## What to work on
Output each line of the material exactly as it stands.

(Records from a data collection)
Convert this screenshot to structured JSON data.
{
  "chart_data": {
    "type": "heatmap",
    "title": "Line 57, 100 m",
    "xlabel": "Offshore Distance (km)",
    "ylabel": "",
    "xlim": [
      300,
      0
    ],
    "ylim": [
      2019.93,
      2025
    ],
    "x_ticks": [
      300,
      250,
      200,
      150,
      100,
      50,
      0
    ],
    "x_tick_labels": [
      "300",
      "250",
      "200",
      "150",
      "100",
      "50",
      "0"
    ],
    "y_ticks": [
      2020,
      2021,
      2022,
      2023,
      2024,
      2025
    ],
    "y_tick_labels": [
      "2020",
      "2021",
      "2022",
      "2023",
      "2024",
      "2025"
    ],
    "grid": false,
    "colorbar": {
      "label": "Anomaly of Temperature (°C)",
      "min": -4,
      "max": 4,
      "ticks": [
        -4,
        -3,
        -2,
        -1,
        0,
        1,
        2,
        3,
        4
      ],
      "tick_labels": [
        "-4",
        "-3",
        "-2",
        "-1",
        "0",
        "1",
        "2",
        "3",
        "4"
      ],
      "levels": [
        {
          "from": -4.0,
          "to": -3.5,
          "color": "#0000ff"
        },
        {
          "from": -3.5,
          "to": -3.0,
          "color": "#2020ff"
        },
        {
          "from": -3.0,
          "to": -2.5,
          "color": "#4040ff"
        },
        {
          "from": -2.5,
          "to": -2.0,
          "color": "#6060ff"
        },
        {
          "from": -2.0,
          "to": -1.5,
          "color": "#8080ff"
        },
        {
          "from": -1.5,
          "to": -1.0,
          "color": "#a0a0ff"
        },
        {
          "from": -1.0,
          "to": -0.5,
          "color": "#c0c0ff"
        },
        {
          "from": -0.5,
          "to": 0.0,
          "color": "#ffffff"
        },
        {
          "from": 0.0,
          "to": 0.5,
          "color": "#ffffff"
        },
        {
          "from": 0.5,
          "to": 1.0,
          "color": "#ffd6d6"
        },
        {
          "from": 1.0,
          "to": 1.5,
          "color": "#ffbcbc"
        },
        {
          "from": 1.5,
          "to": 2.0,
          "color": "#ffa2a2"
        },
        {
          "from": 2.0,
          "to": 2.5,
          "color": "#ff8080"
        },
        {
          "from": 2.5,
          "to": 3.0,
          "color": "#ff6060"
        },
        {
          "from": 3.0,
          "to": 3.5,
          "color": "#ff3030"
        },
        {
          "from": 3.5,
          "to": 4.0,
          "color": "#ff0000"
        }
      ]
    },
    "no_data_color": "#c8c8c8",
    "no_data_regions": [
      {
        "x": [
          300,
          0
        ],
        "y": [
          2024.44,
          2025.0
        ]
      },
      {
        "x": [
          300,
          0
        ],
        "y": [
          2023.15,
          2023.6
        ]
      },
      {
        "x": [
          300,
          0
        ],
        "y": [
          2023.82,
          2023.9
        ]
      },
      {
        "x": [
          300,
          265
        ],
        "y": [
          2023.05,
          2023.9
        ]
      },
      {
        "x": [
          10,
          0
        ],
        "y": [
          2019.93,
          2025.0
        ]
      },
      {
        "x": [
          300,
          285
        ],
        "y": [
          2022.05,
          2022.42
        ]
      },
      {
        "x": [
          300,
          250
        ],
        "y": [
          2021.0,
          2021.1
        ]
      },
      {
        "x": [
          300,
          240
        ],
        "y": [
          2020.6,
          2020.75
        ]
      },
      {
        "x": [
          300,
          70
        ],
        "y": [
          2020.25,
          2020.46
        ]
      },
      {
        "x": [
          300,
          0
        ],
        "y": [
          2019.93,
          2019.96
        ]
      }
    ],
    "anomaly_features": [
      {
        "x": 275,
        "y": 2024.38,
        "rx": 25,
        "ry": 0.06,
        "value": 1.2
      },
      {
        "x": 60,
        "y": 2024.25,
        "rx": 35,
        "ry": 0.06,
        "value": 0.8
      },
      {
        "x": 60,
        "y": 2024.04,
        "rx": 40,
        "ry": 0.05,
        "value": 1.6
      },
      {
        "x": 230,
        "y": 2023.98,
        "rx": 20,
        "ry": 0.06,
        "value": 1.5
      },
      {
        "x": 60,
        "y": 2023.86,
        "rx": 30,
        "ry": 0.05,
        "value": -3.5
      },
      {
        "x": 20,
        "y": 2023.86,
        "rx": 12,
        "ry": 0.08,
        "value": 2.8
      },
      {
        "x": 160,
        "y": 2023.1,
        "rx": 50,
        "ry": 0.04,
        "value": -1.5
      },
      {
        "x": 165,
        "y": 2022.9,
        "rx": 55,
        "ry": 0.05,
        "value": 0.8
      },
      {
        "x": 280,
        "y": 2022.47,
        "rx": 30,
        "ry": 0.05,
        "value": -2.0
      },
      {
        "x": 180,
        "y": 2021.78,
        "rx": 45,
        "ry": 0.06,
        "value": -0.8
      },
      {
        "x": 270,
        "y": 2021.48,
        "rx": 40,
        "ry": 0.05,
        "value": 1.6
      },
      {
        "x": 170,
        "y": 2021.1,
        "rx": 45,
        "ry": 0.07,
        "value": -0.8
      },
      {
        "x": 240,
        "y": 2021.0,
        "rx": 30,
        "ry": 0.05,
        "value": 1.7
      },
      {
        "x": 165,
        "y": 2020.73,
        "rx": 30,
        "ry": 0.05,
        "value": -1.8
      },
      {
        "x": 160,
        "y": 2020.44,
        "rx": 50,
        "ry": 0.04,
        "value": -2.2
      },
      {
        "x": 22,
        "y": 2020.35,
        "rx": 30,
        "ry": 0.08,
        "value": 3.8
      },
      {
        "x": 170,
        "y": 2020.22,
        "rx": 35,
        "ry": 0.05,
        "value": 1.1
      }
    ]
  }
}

## Exercise response
Convert this screenshot to structured JSON data.
{
  "chart_data": {
    "type": "heatmap",
    "title": "Line 57, 100 m",
    "xlabel": "Offshore Distance (km)",
    "ylabel": "",
    "xlim": [
      300,
      0
    ],
    "ylim": [
      2019.93,
      2025
    ],
    "x_ticks": [
      300,
      250,
      200,
      150,
      100,
      50,
      0
    ],
    "x_tick_labels": [
      "300",
      "250",
      "200",
      "150",
      "100",
      "50",
      "0"
    ],
    "y_ticks": [
      2020,
      2021,
      2022,
      2023,
      2024,
      2025
    ],
    "y_tick_labels": [
      "2020",
      "2021",
      "2022",
      "2023",
      "2024",
      "2025"
    ],
    "grid": false,
    "colorbar": {
      "label": "Anomaly of Temperature (°C)",
      "min": -4,
      "max": 4,
      "ticks": [
        -4,
        -3,
        -2,
        -1,
        0,
        1,
        2,
        3,
        4
      ],
      "tick_labels": [
        "-4",
        "-3",
        "-2",
        "-1",
        "0",
        "1",
        "2",
        "3",
        "4"
      ],
      "levels": [
        {
          "from": -4.0,
          "to": -3.5,
          "color": "#0000ff"
        },
        {
          "from": -3.5,
          "to": -3.0,
          "color": "#2020ff"
        },
        {
          "from": -3.0,
          "to": -2.5,
          "color": "#4040ff"
        },
        {
          "from": -2.5,
          "to": -2.0,
          "color": "#6060ff"
        },
        {
          "from": -2.0,
          "to": -1.5,
          "color": "#8080ff"
        },
        {
          "from": -1.5,
          "to": -1.0,
          "color": "#a0a0ff"
        },
        {
          "from": -1.0,
          "to": -0.5,
          "color": "#c0c0ff"
        },
        {
          "from": -0.5,
          "to": 0.0,
          "color": "#ffffff"
        },
        {
          "from": 0.0,
          "to": 0.5,
          "color": "#ffffff"
        },
        {
          "from": 0.5,
          "to": 1.0,
          "color": "#ffd6d6"
        },
        {
          "from": 1.0,
          "to": 1.5,
          "color": "#ffbcbc"
        },
        {
          "from": 1.5,
          "to": 2.0,
          "color": "#ffa2a2"
        },
        {
          "from": 2.0,
          "to": 2.5,
          "color": "#ff8080"
        },
        {
          "from": 2.5,
          "to": 3.0,
          "color": "#ff6060"
        },
        {
          "from": 3.0,
          "to": 3.5,
          "color": "#ff3030"
        },
        {
          "from": 3.5,
          "to": 4.0,
          "color": "#ff0000"
        }
      ]
    },
    "no_data_color": "#c8c8c8",
    "no_data_regions": [
      {
        "x": [
          300,
          0
        ],
        "y": [
          2024.44,
          2025.0
        ]
      },
      {
        "x": [
          300,
          0
        ],
        "y": [
          2023.15,
          2023.6
        ]
      },
      {
        "x": [
          300,
          0
        ],
        "y": [
          2023.82,
          2023.9
        ]
      },
      {
        "x": [
          300,
          265
        ],
        "y": [
          2023.05,
          2023.9
        ]
      },
      {
        "x": [
          10,
          0
        ],
        "y": [
          2019.93,
          2025.0
        ]
      },
      {
        "x": [
          300,
          285
        ],
        "y": [
          2022.05,
          2022.42
        ]
      },
      {
        "x": [
          300,
          250
        ],
        "y": [
          2021.0,
          2021.1
        ]
      },
      {
        "x": [
          300,
          240
        ],
        "y": [
          2020.6,
          2020.75
        ]
      },
      {
        "x": [
          300,
          70
        ],
        "y": [
          2020.25,
          2020.46
        ]
      },
      {
        "x": [
          300,
          0
        ],
        "y": [
          2019.93,
          2019.96
        ]
      }
    ],
    "anomaly_features": [
      {
        "x": 275,
        "y": 2024.38,
        "rx": 25,
        "ry": 0.06,
        "value": 1.2
      },
      {
        "x": 60,
        "y": 2024.25,
        "rx": 35,
        "ry": 0.06,
        "value": 0.8
      },
      {
        "x": 60,
        "y": 2024.04,
        "rx": 40,
        "ry": 0.05,
        "value": 1.6
      },
      {
        "x": 230,
        "y": 2023.98,
        "rx": 20,
        "ry": 0.06,
        "value": 1.5
      },
      {
        "x": 60,
        "y": 2023.86,
        "rx": 30,
        "ry": 0.05,
        "value": -3.5
      },
      {
        "x": 20,
        "y": 2023.86,
        "rx": 12,
        "ry": 0.08,
        "value": 2.8
      },
      {
        "x": 160,
        "y": 2023.1,
        "rx": 50,
        "ry": 0.04,
        "value": -1.5
      },
      {
        "x": 165,
        "y": 2022.9,
        "rx": 55,
        "ry": 0.05,
        "value": 0.8
      },
      {
        "x": 280,
        "y": 2022.47,
        "rx": 30,
        "ry": 0.05,
        "value": -2.0
      },
      {
        "x": 180,
        "y": 2021.78,
        "rx": 45,
        "ry": 0.06,
        "value": -0.8
      },
      {
        "x": 270,
        "y": 2021.48,
        "rx": 40,
        "ry": 0.05,
        "value": 1.6
      },
      {
        "x": 170,
        "y": 2021.1,
        "rx": 45,
        "ry": 0.07,
        "value": -0.8
      },
      {
        "x": 240,
        "y": 2021.0,
        "rx": 30,
        "ry": 0.05,
        "value": 1.7
      },
      {
        "x": 165,
        "y": 2020.73,
        "rx": 30,
        "ry": 0.05,
        "value": -1.8
      },
      {
        "x": 160,
        "y": 2020.44,
        "rx": 50,
        "ry": 0.04,
        "value": -2.2
      },
      {
        "x": 22,
        "y": 2020.35,
        "rx": 30,
        "ry": 0.08,
        "value": 3.8
      },
      {
        "x": 170,
        "y": 2020.22,
        "rx": 35,
        "ry": 0.05,
        "value": 1.1
      }
    ]
  }
}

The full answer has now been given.